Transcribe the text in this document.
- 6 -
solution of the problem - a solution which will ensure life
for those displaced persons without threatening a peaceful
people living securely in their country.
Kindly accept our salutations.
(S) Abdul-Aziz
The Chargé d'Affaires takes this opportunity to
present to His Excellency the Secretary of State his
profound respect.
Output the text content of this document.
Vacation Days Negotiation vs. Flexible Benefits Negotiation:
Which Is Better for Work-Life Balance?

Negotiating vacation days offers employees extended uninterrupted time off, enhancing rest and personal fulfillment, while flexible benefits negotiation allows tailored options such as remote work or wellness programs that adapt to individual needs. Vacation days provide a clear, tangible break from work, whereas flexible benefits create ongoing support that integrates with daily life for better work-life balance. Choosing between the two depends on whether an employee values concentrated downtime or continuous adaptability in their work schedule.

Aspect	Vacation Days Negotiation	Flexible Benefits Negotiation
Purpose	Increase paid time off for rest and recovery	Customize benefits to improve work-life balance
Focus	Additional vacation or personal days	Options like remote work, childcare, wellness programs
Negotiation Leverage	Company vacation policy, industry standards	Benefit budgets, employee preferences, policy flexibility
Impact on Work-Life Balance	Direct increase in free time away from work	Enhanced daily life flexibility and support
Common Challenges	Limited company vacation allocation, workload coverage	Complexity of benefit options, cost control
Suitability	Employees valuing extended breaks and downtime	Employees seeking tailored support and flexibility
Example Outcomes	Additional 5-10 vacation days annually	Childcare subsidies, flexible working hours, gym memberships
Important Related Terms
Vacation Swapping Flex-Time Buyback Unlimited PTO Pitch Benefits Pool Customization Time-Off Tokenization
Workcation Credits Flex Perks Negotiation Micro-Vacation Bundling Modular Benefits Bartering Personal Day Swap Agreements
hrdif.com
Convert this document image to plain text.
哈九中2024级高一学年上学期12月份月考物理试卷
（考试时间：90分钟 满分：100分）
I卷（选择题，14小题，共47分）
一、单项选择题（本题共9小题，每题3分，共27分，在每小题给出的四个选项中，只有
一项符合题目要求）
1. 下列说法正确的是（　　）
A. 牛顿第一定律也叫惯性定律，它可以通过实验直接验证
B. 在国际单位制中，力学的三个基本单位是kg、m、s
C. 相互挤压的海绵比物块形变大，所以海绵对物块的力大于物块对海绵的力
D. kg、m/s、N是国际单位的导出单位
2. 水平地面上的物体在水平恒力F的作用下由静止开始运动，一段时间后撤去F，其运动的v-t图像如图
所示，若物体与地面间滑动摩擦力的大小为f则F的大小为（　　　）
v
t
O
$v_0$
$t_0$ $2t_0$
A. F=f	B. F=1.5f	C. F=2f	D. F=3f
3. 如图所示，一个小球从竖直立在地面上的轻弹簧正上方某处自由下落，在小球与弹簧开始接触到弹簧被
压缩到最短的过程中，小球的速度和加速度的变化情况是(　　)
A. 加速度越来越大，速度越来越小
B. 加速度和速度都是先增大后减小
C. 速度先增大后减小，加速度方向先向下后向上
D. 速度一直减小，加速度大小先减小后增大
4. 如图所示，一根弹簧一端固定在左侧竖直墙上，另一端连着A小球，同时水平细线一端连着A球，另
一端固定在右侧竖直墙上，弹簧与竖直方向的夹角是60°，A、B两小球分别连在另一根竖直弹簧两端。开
------------------------------------------------------------
- _YOUR OBJECTIVE_
Go through the listing above and pull out each line containing the word "their".

- _TASK OUTPUT_
people living securely in their country.
Negotiating vacation days offers employees extended uninterrupted time off, enhancing rest and personal fulfillment, while flexible benefits negotiation allows tailored options such as remote work or wellness programs that adapt to individual needs. Vacation days provide a clear, tangible break from work, whereas flexible benefits create ongoing support that integrates with daily life for better work-life balance. Choosing between the two depends on whether an employee values concentrated downtime or continuous adaptability in their work schedule.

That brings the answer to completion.